• [What is being asked] Show every line where "move" occurs.

* * *

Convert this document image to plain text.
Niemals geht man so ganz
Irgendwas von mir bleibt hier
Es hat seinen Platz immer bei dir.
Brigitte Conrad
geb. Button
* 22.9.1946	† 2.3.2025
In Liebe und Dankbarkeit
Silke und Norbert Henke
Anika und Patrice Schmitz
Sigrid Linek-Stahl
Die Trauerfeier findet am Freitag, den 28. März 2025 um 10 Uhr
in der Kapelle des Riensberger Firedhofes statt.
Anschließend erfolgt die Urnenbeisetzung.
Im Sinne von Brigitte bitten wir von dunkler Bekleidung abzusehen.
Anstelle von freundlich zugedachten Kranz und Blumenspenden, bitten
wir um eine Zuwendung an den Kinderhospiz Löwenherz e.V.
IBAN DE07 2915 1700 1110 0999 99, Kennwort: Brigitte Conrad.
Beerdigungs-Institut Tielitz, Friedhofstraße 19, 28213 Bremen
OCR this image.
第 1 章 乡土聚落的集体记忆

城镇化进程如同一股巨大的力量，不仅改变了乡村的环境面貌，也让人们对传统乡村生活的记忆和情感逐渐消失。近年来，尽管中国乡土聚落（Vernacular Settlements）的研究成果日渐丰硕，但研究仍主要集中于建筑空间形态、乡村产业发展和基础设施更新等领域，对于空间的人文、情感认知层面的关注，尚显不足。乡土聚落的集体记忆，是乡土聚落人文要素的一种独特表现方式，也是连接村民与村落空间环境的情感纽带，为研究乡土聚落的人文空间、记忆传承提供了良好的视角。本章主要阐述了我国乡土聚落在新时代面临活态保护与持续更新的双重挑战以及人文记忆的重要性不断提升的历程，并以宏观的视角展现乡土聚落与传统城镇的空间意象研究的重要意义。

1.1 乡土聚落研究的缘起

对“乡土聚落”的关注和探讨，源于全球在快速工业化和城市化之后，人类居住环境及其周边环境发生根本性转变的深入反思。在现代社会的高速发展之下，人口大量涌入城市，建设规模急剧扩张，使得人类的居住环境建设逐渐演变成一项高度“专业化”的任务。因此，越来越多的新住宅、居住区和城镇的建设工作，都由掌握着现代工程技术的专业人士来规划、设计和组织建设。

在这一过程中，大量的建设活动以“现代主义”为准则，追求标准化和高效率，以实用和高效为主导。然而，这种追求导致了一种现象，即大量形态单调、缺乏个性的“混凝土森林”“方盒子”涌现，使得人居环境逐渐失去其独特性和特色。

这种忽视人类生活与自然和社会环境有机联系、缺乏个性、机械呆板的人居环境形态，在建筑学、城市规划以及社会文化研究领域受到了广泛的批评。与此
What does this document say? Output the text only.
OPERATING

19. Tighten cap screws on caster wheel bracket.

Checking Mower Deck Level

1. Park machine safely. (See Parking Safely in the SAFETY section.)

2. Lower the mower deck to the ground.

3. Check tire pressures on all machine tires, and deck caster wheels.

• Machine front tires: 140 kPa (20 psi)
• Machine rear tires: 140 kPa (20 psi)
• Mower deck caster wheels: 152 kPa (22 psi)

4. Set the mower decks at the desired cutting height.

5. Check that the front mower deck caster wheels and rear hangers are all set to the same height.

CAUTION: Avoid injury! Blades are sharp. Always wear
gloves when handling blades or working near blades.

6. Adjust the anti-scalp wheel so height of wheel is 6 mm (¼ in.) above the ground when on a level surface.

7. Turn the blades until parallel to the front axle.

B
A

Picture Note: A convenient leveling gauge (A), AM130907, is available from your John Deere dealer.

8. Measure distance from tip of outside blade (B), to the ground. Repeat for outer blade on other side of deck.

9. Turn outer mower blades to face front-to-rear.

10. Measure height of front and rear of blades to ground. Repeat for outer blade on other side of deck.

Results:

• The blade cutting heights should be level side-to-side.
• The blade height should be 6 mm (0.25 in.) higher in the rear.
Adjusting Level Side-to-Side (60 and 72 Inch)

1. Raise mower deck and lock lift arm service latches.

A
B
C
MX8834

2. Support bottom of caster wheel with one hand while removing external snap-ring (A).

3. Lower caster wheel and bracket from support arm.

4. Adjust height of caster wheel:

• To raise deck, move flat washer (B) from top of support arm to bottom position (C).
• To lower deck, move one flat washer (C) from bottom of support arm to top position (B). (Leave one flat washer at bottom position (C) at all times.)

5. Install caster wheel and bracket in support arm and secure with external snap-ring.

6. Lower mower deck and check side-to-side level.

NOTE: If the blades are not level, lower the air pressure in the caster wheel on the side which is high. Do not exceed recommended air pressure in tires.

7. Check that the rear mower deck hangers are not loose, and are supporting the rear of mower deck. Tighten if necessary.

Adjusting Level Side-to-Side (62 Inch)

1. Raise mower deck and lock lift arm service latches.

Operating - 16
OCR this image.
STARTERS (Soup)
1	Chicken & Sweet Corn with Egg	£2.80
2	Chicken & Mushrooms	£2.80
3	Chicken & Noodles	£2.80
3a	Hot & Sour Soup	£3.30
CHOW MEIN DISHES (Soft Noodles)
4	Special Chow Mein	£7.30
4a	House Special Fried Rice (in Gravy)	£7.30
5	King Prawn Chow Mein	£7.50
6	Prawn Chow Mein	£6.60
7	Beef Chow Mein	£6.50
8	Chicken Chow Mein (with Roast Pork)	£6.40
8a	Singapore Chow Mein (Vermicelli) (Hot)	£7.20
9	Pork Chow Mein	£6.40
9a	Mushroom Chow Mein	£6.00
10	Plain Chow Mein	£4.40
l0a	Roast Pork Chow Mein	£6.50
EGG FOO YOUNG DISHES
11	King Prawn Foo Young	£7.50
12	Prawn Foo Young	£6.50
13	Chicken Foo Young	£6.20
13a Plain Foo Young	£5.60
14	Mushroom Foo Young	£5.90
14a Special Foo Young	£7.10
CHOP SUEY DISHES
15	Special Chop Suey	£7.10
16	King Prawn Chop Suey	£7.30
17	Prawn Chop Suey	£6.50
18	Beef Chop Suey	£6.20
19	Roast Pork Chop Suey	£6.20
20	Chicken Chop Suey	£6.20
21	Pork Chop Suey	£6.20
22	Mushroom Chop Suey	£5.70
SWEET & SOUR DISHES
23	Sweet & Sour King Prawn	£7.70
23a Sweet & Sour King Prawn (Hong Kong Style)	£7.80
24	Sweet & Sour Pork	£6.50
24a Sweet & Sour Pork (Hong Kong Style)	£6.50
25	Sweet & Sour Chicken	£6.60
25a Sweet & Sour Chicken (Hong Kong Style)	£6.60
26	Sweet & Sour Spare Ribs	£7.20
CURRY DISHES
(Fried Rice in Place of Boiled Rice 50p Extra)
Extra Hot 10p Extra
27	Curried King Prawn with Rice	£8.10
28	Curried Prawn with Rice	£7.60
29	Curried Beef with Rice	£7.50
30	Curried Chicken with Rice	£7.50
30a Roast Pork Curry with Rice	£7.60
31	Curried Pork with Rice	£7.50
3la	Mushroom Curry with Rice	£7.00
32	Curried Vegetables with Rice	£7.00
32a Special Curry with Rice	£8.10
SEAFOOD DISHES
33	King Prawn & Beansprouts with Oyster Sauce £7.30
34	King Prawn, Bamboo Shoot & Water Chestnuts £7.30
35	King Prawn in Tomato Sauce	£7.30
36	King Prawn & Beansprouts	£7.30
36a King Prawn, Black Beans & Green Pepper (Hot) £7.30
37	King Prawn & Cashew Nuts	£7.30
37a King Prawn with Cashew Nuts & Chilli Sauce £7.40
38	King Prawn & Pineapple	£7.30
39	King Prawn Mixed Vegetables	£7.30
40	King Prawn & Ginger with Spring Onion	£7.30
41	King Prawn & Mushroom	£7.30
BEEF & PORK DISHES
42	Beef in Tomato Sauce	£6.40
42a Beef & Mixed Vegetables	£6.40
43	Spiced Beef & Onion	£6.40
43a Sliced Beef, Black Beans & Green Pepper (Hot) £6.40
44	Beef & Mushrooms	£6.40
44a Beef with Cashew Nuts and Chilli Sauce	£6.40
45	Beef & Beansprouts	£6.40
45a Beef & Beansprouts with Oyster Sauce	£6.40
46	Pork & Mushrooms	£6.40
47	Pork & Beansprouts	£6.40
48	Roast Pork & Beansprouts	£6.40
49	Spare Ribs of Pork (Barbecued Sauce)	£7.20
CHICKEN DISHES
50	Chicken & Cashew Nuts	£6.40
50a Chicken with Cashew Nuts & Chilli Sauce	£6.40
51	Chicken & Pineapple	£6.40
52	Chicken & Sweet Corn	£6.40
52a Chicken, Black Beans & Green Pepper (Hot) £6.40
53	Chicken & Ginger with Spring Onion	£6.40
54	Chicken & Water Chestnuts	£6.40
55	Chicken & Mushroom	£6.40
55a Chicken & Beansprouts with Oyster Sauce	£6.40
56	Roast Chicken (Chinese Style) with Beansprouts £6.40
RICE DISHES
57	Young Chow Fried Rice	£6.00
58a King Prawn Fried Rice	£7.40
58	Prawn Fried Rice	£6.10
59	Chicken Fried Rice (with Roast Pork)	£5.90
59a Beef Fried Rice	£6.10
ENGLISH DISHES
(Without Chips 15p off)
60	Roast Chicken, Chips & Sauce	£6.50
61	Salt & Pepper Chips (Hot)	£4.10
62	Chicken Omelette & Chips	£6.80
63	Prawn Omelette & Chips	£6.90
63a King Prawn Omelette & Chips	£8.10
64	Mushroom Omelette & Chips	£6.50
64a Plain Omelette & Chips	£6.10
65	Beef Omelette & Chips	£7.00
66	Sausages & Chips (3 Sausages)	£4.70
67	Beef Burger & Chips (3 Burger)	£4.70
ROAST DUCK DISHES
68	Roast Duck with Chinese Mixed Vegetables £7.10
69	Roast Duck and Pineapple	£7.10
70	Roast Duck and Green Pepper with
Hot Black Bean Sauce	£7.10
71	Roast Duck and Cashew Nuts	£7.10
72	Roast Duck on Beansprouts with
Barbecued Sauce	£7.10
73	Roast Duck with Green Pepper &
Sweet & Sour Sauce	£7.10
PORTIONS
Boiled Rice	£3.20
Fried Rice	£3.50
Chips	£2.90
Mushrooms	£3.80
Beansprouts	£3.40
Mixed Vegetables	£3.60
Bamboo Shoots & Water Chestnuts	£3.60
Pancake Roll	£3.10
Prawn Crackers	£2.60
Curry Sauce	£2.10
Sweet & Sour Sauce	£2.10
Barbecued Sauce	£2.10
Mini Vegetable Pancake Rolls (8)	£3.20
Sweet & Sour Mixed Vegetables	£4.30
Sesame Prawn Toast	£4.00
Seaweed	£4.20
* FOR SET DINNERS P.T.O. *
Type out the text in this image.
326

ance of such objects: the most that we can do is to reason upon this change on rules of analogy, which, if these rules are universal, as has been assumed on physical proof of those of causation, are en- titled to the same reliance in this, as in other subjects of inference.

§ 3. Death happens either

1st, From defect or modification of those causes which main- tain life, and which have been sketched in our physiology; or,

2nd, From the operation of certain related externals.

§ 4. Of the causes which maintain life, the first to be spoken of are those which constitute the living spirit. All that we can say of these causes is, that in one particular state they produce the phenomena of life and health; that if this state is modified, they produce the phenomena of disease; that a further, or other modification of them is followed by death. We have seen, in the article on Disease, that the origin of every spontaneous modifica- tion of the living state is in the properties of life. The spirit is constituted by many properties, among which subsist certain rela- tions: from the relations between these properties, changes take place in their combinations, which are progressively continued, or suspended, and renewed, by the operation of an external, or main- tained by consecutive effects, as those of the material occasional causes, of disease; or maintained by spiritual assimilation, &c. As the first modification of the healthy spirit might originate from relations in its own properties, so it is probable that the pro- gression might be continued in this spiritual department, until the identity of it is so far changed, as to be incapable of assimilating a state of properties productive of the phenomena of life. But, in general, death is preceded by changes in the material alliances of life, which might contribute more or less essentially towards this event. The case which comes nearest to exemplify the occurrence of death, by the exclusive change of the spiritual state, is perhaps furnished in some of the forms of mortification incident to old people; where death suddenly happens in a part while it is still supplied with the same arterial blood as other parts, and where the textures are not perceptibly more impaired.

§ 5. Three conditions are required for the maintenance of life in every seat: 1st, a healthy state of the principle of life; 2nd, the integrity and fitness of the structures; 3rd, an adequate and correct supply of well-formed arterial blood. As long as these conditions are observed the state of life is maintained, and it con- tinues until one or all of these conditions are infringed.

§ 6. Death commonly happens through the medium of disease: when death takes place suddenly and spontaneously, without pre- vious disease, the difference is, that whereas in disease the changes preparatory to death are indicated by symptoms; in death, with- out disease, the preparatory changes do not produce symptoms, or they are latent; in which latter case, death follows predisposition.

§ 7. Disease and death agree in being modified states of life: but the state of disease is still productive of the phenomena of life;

* * *

• [Written response]
• To raise deck, move flat washer (B) from top of support arm to bottom position (C).
• To lower deck, move one flat washer (C) from bottom of support arm to top position (B). (Leave one flat washer at bottom position (C) at all times.)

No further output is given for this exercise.